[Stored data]
⟨

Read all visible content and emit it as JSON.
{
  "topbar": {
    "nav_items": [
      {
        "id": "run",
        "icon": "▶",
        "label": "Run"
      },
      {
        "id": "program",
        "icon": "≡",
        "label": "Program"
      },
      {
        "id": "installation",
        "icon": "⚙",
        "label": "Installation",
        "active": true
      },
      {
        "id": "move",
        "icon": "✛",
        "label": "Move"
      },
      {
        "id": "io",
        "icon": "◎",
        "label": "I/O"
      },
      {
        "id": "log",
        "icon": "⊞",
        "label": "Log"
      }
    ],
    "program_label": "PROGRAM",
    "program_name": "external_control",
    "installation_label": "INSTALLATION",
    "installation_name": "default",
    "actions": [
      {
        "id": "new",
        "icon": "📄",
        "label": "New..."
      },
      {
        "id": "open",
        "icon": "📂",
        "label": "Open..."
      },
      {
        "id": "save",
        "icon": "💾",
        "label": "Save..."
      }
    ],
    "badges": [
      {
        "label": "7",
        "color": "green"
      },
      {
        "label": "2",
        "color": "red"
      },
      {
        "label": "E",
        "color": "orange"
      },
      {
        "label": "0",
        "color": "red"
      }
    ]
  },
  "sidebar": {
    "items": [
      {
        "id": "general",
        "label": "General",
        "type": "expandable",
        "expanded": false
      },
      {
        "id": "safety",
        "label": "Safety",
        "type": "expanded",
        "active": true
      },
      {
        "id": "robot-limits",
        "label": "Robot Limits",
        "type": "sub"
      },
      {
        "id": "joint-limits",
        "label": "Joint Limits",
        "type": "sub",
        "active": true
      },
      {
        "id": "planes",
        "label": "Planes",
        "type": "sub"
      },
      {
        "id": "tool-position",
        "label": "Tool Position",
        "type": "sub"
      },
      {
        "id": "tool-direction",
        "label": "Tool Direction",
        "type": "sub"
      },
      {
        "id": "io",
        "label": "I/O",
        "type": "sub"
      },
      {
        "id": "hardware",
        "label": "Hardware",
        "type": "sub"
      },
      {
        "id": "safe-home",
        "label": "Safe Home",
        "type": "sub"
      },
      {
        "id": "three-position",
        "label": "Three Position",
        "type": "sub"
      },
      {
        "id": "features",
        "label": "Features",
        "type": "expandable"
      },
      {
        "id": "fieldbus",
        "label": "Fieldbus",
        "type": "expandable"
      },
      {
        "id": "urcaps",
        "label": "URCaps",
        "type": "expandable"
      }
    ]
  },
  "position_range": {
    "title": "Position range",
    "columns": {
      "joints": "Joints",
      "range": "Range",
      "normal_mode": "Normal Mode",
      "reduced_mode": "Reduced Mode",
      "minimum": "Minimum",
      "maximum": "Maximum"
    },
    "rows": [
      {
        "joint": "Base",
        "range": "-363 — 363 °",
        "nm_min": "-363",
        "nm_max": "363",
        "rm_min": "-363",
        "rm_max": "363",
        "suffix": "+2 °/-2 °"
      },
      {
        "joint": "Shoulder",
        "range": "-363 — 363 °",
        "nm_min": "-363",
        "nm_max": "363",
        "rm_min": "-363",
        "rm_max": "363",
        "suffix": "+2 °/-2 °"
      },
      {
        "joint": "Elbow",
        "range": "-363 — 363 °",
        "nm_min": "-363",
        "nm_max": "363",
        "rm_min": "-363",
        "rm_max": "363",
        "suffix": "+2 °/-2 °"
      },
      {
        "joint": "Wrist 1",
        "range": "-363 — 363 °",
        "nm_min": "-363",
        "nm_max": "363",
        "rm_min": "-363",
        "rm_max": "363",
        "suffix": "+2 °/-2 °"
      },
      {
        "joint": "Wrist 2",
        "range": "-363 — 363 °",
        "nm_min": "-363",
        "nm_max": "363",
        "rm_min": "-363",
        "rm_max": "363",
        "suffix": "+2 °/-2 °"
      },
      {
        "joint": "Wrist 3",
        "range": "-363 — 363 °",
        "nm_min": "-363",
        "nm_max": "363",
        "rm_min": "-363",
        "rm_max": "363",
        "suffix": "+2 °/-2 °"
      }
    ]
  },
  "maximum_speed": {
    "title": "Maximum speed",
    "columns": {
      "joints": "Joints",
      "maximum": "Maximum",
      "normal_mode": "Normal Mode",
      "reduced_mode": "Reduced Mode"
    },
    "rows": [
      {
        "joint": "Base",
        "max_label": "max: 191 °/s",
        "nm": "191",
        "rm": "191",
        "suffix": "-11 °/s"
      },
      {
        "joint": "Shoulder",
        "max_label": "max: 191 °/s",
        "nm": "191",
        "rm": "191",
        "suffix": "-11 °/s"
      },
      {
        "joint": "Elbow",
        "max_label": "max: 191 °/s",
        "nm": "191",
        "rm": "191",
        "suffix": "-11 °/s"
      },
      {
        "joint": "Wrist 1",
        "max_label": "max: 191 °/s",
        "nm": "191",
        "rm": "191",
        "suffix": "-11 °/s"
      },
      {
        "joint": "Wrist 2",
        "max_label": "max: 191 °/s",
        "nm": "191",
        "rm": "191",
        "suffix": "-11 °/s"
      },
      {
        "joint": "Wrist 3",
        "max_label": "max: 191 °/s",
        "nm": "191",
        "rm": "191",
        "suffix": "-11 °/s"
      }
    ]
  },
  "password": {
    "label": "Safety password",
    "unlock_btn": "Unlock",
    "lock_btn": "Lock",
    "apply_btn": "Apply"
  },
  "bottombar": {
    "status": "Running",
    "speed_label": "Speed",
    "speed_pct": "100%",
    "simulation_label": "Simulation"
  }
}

⟩

PROBLEM STATEMENT — Your task is to transcribe the material exactly.

CORRECT RESPONSE —
Read all visible content and emit it as JSON.
{
  "topbar": {
    "nav_items": [
      {
        "id": "run",
        "icon": "▶",
        "label": "Run"
      },
      {
        "id": "program",
        "icon": "≡",
        "label": "Program"
      },
      {
        "id": "installation",
        "icon": "⚙",
        "label": "Installation",
        "active": true
      },
      {
        "id": "move",
        "icon": "✛",
        "label": "Move"
      },
      {
        "id": "io",
        "icon": "◎",
        "label": "I/O"
      },
      {
        "id": "log",
        "icon": "⊞",
        "label": "Log"
      }
    ],
    "program_label": "PROGRAM",
    "program_name": "external_control",
    "installation_label": "INSTALLATION",
    "installation_name": "default",
    "actions": [
      {
        "id": "new",
        "icon": "📄",
        "label": "New..."
      },
      {
        "id": "open",
        "icon": "📂",
        "label": "Open..."
      },
      {
        "id": "save",
        "icon": "💾",
        "label": "Save..."
      }
    ],
    "badges": [
      {
        "label": "7",
        "color": "green"
      },
      {
        "label": "2",
        "color": "red"
      },
      {
        "label": "E",
        "color": "orange"
      },
      {
        "label": "0",
        "color": "red"
      }
    ]
  },
  "sidebar": {
    "items": [
      {
        "id": "general",
        "label": "General",
        "type": "expandable",
        "expanded": false
      },
      {
        "id": "safety",
        "label": "Safety",
        "type": "expanded",
        "active": true
      },
      {
        "id": "robot-limits",
        "label": "Robot Limits",
        "type": "sub"
      },
      {
        "id": "joint-limits",
        "label": "Joint Limits",
        "type": "sub",
        "active": true
      },
      {
        "id": "planes",
        "label": "Planes",
        "type": "sub"
      },
      {
        "id": "tool-position",
        "label": "Tool Position",
        "type": "sub"
      },
      {
        "id": "tool-direction",
        "label": "Tool Direction",
        "type": "sub"
      },
      {
        "id": "io",
        "label": "I/O",
        "type": "sub"
      },
      {
        "id": "hardware",
        "label": "Hardware",
        "type": "sub"
      },
      {
        "id": "safe-home",
        "label": "Safe Home",
        "type": "sub"
      },
      {
        "id": "three-position",
        "label": "Three Position",
        "type": "sub"
      },
      {
        "id": "features",
        "label": "Features",
        "type": "expandable"
      },
      {
        "id": "fieldbus",
        "label": "Fieldbus",
        "type": "expandable"
      },
      {
        "id": "urcaps",
        "label": "URCaps",
        "type": "expandable"
      }
    ]
  },
  "position_range": {
    "title": "Position range",
    "columns": {
      "joints": "Joints",
      "range": "Range",
      "normal_mode": "Normal Mode",
      "reduced_mode": "Reduced Mode",
      "minimum": "Minimum",
      "maximum": "Maximum"
    },
    "rows": [
      {
        "joint": "Base",
        "range": "-363 — 363 °",
        "nm_min": "-363",
        "nm_max": "363",
        "rm_min": "-363",
        "rm_max": "363",
        "suffix": "+2 °/-2 °"
      },
      {
        "joint": "Shoulder",
        "range": "-363 — 363 °",
        "nm_min": "-363",
        "nm_max": "363",
        "rm_min": "-363",
        "rm_max": "363",
        "suffix": "+2 °/-2 °"
      },
      {
        "joint": "Elbow",
        "range": "-363 — 363 °",
        "nm_min": "-363",
        "nm_max": "363",
        "rm_min": "-363",
        "rm_max": "363",
        "suffix": "+2 °/-2 °"
      },
      {
        "joint": "Wrist 1",
        "range": "-363 — 363 °",
        "nm_min": "-363",
        "nm_max": "363",
        "rm_min": "-363",
        "rm_max": "363",
        "suffix": "+2 °/-2 °"
      },
      {
        "joint": "Wrist 2",
        "range": "-363 — 363 °",
        "nm_min": "-363",
        "nm_max": "363",
        "rm_min": "-363",
        "rm_max": "363",
        "suffix": "+2 °/-2 °"
      },
      {
        "joint": "Wrist 3",
        "range": "-363 — 363 °",
        "nm_min": "-363",
        "nm_max": "363",
        "rm_min": "-363",
        "rm_max": "363",
        "suffix": "+2 °/-2 °"
      }
    ]
  },
  "maximum_speed": {
    "title": "Maximum speed",
    "columns": {
      "joints": "Joints",
      "maximum": "Maximum",
      "normal_mode": "Normal Mode",
      "reduced_mode": "Reduced Mode"
    },
    "rows": [
      {
        "joint": "Base",
        "max_label": "max: 191 °/s",
        "nm": "191",
        "rm": "191",
        "suffix": "-11 °/s"
      },
      {
        "joint": "Shoulder",
        "max_label": "max: 191 °/s",
        "nm": "191",
        "rm": "191",
        "suffix": "-11 °/s"
      },
      {
        "joint": "Elbow",
        "max_label": "max: 191 °/s",
        "nm": "191",
        "rm": "191",
        "suffix": "-11 °/s"
      },
      {
        "joint": "Wrist 1",
        "max_label": "max: 191 °/s",
        "nm": "191",
        "rm": "191",
        "suffix": "-11 °/s"
      },
      {
        "joint": "Wrist 2",
        "max_label": "max: 191 °/s",
        "nm": "191",
        "rm": "191",
        "suffix": "-11 °/s"
      },
      {
        "joint": "Wrist 3",
        "max_label": "max: 191 °/s",
        "nm": "191",
        "rm": "191",
        "suffix": "-11 °/s"
      }
    ]
  },
  "password": {
    "label": "Safety password",
    "unlock_btn": "Unlock",
    "lock_btn": "Lock",
    "apply_btn": "Apply"
  },
  "bottombar": {
    "status": "Running",
    "speed_label": "Speed",
    "speed_pct": "100%",
    "simulation_label": "Simulation"
  }
}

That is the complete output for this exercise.